BEGIN Material for this task
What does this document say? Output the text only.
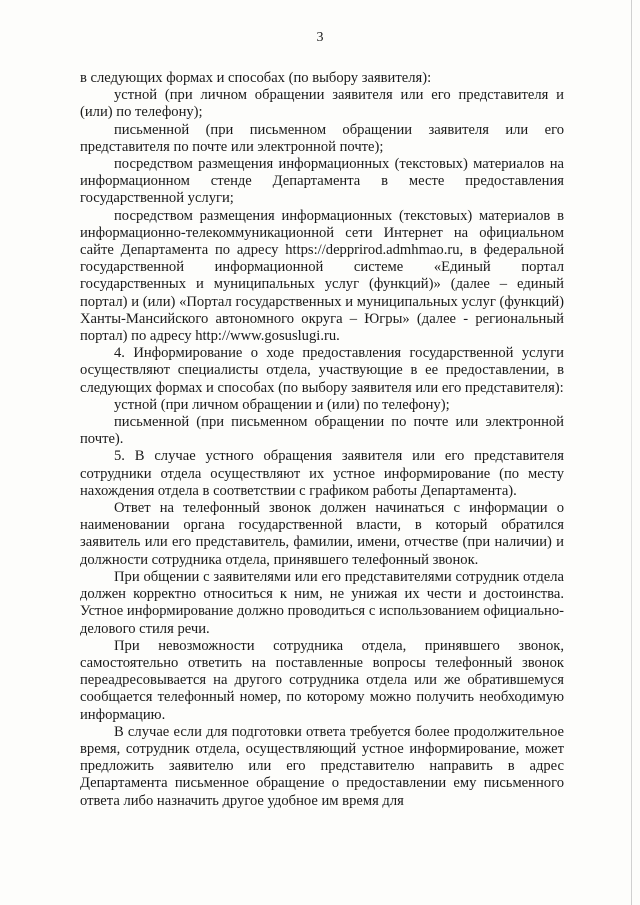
3

в следующих формах и способах (по выбору заявителя):

устной (при личном обращении заявителя или его представителя и (или) по телефону);

письменной (при письменном обращении заявителя или его представителя по почте или электронной почте);

посредством размещения информационных (текстовых) материалов на информационном стенде Департамента в месте предоставления государственной услуги;

посредством размещения информационных (текстовых) материалов в информационно-телекоммуникационной сети Интернет на официальном сайте Департамента по адресу https://depprirod.admhmao.ru, в федеральной государственной информационной системе «Единый портал государственных и муниципальных услуг (функций)» (далее – единый портал) и (или) «Портал государственных и муниципальных услуг (функций) Ханты-Мансийского автономного округа – Югры» (далее - региональный портал) по адресу http://www.gosuslugi.ru.

4. Информирование о ходе предоставления государственной услуги осуществляют специалисты отдела, участвующие в ее предоставлении, в следующих формах и способах (по выбору заявителя или его представителя):

устной (при личном обращении и (или) по телефону);

письменной (при письменном обращении по почте или электронной почте).

5. В случае устного обращения заявителя или его представителя сотрудники отдела осуществляют их устное информирование (по месту нахождения отдела в соответствии с графиком работы Департамента).

Ответ на телефонный звонок должен начинаться с информации о наименовании органа государственной власти, в который обратился заявитель или его представитель, фамилии, имени, отчестве (при наличии) и должности сотрудника отдела, принявшего телефонный звонок.

При общении с заявителями или его представителями сотрудник отдела должен корректно относиться к ним, не унижая их чести и достоинства. Устное информирование должно проводиться с использованием официально-делового стиля речи.

При невозможности сотрудника отдела, принявшего звонок, самостоятельно ответить на поставленные вопросы телефонный звонок переадресовывается на другого сотрудника отдела или же обратившемуся сообщается телефонный номер, по которому можно получить необходимую информацию.

В случае если для подготовки ответа требуется более продолжительное время, сотрудник отдела, осуществляющий устное информирование, может предложить заявителю или его представителю направить в адрес Департамента письменное обращение о предоставлении ему письменного ответа либо назначить другое удобное им время для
END Material for this task
Written instruction: Leave out the pictures and give the listing above again exactly.

Answer to the problem:
What does this document say? Output the text only.
3

в следующих формах и способах (по выбору заявителя):

устной (при личном обращении заявителя или его представителя и (или) по телефону);

письменной (при письменном обращении заявителя или его представителя по почте или электронной почте);

посредством размещения информационных (текстовых) материалов на информационном стенде Департамента в месте предоставления государственной услуги;

посредством размещения информационных (текстовых) материалов в информационно-телекоммуникационной сети Интернет на официальном сайте Департамента по адресу https://depprirod.admhmao.ru, в федеральной государственной информационной системе «Единый портал государственных и муниципальных услуг (функций)» (далее – единый портал) и (или) «Портал государственных и муниципальных услуг (функций) Ханты-Мансийского автономного округа – Югры» (далее - региональный портал) по адресу http://www.gosuslugi.ru.

4. Информирование о ходе предоставления государственной услуги осуществляют специалисты отдела, участвующие в ее предоставлении, в следующих формах и способах (по выбору заявителя или его представителя):

устной (при личном обращении и (или) по телефону);

письменной (при письменном обращении по почте или электронной почте).

5. В случае устного обращения заявителя или его представителя сотрудники отдела осуществляют их устное информирование (по месту нахождения отдела в соответствии с графиком работы Департамента).

Ответ на телефонный звонок должен начинаться с информации о наименовании органа государственной власти, в который обратился заявитель или его представитель, фамилии, имени, отчестве (при наличии) и должности сотрудника отдела, принявшего телефонный звонок.

При общении с заявителями или его представителями сотрудник отдела должен корректно относиться к ним, не унижая их чести и достоинства. Устное информирование должно проводиться с использованием официально-делового стиля речи.

При невозможности сотрудника отдела, принявшего звонок, самостоятельно ответить на поставленные вопросы телефонный звонок переадресовывается на другого сотрудника отдела или же обратившемуся сообщается телефонный номер, по которому можно получить необходимую информацию.

В случае если для подготовки ответа требуется более продолжительное время, сотрудник отдела, осуществляющий устное информирование, может предложить заявителю или его представителю направить в адрес Департамента письменное обращение о предоставлении ему письменного ответа либо назначить другое удобное им время для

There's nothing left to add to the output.